PROBLEM TO WORK ON
Give the number of lines that include the string "fears", nothing more.

ENTRIES SHOWN
::::
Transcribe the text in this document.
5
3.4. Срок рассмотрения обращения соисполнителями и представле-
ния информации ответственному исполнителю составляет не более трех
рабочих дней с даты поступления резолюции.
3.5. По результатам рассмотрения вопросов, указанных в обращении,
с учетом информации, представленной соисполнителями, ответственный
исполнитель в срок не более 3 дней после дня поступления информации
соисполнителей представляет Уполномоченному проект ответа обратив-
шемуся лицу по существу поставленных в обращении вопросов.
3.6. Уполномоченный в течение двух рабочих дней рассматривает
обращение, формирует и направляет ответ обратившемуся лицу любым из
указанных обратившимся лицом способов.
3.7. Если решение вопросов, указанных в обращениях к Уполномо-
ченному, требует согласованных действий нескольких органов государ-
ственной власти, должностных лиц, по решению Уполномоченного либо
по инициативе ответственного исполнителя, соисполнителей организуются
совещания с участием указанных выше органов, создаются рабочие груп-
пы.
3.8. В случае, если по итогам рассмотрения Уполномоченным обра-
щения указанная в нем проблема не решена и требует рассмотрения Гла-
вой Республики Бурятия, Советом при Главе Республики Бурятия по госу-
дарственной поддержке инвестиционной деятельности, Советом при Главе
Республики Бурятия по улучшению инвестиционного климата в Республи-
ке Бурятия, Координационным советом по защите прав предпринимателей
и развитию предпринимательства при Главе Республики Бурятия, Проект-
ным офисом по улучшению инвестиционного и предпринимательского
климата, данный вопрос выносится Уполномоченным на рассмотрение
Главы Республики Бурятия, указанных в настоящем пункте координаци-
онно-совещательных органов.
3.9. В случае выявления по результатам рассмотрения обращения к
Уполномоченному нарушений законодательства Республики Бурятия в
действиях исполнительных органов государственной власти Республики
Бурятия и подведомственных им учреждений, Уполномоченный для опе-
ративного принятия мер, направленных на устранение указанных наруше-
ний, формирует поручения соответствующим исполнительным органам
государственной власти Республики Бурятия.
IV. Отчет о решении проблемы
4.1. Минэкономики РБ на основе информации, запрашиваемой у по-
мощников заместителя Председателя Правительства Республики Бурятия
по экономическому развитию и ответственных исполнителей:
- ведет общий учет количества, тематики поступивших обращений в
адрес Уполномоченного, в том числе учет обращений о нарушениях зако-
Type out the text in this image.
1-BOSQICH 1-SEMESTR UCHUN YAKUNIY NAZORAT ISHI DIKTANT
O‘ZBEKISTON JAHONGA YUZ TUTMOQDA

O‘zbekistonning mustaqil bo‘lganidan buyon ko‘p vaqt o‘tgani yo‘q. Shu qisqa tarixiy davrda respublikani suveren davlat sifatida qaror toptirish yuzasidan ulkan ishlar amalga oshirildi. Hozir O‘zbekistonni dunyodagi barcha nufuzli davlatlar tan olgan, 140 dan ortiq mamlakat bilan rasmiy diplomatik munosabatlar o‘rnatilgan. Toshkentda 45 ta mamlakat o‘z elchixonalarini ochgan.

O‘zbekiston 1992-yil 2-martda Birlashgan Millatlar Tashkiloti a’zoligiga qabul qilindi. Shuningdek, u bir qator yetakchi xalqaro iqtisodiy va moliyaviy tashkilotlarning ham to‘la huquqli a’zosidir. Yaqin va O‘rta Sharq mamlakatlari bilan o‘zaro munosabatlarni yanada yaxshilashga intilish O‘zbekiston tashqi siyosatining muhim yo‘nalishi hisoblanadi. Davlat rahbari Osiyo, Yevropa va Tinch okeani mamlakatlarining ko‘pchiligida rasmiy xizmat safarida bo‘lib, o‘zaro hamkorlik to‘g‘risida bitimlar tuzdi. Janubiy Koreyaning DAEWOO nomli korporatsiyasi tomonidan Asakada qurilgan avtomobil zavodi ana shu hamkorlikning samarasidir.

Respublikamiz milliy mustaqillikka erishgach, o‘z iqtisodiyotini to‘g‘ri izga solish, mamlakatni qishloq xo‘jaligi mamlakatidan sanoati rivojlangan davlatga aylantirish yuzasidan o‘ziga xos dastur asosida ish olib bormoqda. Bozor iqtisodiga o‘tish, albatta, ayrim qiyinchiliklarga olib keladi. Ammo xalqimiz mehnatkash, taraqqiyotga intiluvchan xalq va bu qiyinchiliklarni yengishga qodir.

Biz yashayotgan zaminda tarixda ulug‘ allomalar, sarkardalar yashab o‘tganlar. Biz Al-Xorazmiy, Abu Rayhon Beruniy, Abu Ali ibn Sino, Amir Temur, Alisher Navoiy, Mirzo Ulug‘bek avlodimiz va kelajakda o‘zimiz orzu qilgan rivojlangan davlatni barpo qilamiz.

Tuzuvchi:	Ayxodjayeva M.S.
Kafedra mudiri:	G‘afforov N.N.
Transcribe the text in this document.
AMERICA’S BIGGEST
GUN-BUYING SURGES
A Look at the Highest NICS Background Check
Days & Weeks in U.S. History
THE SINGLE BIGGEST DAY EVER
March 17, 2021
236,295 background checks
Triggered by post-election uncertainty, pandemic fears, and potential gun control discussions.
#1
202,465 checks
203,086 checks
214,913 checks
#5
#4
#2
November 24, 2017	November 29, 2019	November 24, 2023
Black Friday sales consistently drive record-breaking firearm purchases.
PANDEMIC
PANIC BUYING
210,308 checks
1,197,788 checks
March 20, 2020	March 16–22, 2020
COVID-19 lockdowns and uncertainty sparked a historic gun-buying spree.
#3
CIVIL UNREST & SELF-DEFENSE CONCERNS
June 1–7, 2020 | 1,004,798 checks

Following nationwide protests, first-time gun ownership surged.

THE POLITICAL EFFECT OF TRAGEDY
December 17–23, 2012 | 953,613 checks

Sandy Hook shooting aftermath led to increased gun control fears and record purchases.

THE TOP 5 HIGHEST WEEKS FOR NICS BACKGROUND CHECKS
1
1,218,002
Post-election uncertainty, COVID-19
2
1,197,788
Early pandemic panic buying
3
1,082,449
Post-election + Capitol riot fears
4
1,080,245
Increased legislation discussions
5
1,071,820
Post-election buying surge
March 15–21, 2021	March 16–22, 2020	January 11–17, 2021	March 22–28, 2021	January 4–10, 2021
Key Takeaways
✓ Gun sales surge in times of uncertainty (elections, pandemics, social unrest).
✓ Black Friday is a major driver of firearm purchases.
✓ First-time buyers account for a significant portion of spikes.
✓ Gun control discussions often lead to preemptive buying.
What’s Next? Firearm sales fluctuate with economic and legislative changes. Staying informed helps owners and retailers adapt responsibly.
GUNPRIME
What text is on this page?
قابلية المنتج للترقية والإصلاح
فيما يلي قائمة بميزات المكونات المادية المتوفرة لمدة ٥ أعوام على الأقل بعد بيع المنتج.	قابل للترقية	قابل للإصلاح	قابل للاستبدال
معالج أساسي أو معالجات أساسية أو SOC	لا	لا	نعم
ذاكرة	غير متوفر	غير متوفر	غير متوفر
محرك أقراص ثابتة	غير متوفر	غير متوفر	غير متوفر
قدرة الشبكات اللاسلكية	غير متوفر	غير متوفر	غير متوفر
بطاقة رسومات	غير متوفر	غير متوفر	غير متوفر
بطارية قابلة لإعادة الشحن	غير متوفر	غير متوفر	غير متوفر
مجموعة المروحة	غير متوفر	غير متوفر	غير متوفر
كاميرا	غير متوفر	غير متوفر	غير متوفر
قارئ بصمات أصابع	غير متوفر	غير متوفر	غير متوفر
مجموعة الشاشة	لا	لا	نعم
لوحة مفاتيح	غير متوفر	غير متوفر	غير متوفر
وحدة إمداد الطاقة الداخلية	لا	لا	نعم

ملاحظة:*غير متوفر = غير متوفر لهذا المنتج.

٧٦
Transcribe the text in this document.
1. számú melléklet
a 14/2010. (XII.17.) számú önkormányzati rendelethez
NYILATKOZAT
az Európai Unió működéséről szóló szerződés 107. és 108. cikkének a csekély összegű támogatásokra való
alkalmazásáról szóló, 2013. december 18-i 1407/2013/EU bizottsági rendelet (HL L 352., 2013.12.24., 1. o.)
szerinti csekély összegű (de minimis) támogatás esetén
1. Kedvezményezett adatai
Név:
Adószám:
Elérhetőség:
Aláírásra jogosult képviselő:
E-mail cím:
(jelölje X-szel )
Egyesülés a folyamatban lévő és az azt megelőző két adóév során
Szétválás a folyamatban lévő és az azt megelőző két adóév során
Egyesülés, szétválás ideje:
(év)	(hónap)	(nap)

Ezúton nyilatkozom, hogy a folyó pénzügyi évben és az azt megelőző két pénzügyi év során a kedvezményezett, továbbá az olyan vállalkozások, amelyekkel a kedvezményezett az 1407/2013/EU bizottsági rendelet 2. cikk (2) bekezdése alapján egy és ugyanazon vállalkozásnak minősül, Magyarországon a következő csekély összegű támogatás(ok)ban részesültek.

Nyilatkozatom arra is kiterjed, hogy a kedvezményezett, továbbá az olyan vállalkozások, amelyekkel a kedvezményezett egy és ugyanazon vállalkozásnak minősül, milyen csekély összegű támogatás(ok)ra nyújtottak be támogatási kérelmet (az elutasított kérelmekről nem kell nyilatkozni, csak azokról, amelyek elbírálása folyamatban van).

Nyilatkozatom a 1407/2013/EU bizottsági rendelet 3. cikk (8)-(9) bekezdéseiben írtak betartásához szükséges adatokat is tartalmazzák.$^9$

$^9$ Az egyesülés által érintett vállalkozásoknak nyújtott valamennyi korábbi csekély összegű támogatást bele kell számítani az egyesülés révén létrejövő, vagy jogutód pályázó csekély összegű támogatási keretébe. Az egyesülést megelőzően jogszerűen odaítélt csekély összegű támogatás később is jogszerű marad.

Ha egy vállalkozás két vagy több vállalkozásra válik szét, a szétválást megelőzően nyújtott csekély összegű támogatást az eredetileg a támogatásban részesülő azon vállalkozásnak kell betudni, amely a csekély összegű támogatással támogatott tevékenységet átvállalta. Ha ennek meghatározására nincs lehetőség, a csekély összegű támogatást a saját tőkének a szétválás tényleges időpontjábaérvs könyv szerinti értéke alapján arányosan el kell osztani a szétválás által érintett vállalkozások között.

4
::::
RESPONSE
3